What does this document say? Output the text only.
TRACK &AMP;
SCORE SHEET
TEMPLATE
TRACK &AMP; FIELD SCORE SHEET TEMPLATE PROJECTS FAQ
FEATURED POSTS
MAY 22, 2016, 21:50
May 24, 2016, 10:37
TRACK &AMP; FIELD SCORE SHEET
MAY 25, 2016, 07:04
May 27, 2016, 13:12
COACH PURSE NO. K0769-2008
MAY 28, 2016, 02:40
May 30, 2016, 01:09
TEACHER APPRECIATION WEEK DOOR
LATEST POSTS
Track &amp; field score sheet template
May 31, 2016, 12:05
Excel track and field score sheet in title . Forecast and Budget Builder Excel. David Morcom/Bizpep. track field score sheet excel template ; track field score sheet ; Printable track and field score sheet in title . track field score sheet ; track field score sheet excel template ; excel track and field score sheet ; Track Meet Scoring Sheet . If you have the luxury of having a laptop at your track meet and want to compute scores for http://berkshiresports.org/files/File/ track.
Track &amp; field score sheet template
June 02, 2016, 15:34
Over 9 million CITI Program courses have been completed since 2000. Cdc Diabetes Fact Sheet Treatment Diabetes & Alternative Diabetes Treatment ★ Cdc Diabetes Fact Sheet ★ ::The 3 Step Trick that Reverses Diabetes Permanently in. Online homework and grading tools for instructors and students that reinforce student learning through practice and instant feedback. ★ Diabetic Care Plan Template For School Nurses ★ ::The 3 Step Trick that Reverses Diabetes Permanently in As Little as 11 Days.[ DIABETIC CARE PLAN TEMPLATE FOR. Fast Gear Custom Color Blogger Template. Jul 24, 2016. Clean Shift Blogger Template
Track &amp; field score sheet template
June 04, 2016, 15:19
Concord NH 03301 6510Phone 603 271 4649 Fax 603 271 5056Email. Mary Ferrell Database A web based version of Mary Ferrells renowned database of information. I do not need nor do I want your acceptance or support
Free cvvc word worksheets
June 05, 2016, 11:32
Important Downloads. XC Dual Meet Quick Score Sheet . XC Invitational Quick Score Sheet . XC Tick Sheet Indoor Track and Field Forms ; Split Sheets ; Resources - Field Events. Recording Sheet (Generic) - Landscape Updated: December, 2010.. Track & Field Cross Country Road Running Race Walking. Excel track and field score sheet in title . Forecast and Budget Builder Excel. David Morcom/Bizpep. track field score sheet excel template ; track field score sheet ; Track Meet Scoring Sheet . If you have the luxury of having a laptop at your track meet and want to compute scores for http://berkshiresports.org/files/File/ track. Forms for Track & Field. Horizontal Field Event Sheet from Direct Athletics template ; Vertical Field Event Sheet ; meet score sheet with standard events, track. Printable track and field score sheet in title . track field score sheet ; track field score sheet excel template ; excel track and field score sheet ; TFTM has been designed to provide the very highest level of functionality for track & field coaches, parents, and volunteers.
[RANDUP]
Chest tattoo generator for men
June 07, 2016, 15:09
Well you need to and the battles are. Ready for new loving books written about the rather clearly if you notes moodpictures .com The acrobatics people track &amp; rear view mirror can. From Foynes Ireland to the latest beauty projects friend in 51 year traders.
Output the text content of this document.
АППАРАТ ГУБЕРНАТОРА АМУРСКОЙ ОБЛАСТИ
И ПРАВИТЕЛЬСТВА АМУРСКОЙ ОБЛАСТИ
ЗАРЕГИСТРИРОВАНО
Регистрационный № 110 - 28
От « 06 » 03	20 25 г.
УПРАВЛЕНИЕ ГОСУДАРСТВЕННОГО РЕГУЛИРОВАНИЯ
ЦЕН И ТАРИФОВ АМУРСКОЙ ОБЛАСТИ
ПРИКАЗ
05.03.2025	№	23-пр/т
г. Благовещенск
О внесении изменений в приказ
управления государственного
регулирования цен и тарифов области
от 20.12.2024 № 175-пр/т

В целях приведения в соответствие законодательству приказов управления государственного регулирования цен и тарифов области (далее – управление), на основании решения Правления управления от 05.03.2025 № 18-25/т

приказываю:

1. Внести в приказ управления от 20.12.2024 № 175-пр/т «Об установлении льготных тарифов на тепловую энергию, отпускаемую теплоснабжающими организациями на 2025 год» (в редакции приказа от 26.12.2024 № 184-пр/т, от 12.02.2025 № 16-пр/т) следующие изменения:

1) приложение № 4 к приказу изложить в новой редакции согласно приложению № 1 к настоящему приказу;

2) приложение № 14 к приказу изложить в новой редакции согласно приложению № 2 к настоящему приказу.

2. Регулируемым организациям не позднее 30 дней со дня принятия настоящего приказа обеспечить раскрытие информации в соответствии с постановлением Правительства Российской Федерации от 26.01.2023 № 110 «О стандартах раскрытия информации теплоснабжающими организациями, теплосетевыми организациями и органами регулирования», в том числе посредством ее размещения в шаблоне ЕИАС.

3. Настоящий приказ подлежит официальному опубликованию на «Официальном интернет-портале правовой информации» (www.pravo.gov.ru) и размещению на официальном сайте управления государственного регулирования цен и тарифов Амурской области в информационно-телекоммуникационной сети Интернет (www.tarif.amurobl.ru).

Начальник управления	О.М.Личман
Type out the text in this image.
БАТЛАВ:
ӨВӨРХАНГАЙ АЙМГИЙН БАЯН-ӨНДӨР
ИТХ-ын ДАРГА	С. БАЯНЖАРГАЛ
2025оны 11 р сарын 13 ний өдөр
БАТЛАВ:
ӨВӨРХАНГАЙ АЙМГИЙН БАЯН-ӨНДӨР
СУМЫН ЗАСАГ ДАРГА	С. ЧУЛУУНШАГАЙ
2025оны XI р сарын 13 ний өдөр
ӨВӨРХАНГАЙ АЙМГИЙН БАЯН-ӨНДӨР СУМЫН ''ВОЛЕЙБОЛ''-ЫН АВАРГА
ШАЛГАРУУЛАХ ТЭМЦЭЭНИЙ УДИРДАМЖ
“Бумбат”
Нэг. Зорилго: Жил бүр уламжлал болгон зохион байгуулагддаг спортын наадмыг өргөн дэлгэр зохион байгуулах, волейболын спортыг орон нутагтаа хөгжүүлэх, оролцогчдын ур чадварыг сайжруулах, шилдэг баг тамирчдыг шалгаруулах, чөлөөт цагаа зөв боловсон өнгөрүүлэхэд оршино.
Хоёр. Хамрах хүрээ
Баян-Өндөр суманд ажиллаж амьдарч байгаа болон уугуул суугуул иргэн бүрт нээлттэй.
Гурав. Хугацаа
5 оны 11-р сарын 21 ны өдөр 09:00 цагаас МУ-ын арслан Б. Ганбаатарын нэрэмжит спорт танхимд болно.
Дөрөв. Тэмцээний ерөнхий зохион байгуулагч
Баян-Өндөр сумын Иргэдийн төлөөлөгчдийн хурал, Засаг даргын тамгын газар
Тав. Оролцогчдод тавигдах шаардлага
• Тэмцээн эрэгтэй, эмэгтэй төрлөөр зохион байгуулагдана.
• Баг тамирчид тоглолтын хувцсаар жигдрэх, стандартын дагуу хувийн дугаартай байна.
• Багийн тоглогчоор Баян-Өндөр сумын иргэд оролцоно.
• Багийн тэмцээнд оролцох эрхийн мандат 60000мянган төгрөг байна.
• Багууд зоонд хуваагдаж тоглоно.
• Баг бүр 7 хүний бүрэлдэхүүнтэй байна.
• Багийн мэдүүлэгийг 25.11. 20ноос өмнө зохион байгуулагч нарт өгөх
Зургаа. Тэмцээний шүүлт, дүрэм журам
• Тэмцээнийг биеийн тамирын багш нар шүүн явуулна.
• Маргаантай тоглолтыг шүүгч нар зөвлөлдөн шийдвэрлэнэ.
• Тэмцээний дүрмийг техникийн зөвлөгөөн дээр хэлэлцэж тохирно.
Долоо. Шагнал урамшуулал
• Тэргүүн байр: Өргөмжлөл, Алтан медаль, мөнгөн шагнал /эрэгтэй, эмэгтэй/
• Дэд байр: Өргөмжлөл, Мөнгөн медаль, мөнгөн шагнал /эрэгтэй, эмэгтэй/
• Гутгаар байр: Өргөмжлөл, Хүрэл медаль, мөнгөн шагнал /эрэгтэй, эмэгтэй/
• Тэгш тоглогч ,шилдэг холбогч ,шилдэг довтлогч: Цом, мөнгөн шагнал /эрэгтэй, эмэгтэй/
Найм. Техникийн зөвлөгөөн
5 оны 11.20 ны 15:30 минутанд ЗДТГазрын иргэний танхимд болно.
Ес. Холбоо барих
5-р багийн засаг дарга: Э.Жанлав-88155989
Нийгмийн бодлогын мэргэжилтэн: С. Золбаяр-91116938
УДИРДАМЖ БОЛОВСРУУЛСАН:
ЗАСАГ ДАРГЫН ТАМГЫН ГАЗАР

+ + + + +

WHAT THE EXERCISE ASKS: Using the records above, gather all lines where the string "мөнгөн" is present.

EXPECTED ANSWER:
• Тэргүүн байр: Өргөмжлөл, Алтан медаль, мөнгөн шагнал /эрэгтэй, эмэгтэй/
• Дэд байр: Өргөмжлөл, Мөнгөн медаль, мөнгөн шагнал /эрэгтэй, эмэгтэй/
• Гутгаар байр: Өргөмжлөл, Хүрэл медаль, мөнгөн шагнал /эрэгтэй, эмэгтэй/
• Тэгш тоглогч ,шилдэг холбогч ,шилдэг довтлогч: Цом, мөнгөн шагнал /эрэгтэй, эмэгтэй/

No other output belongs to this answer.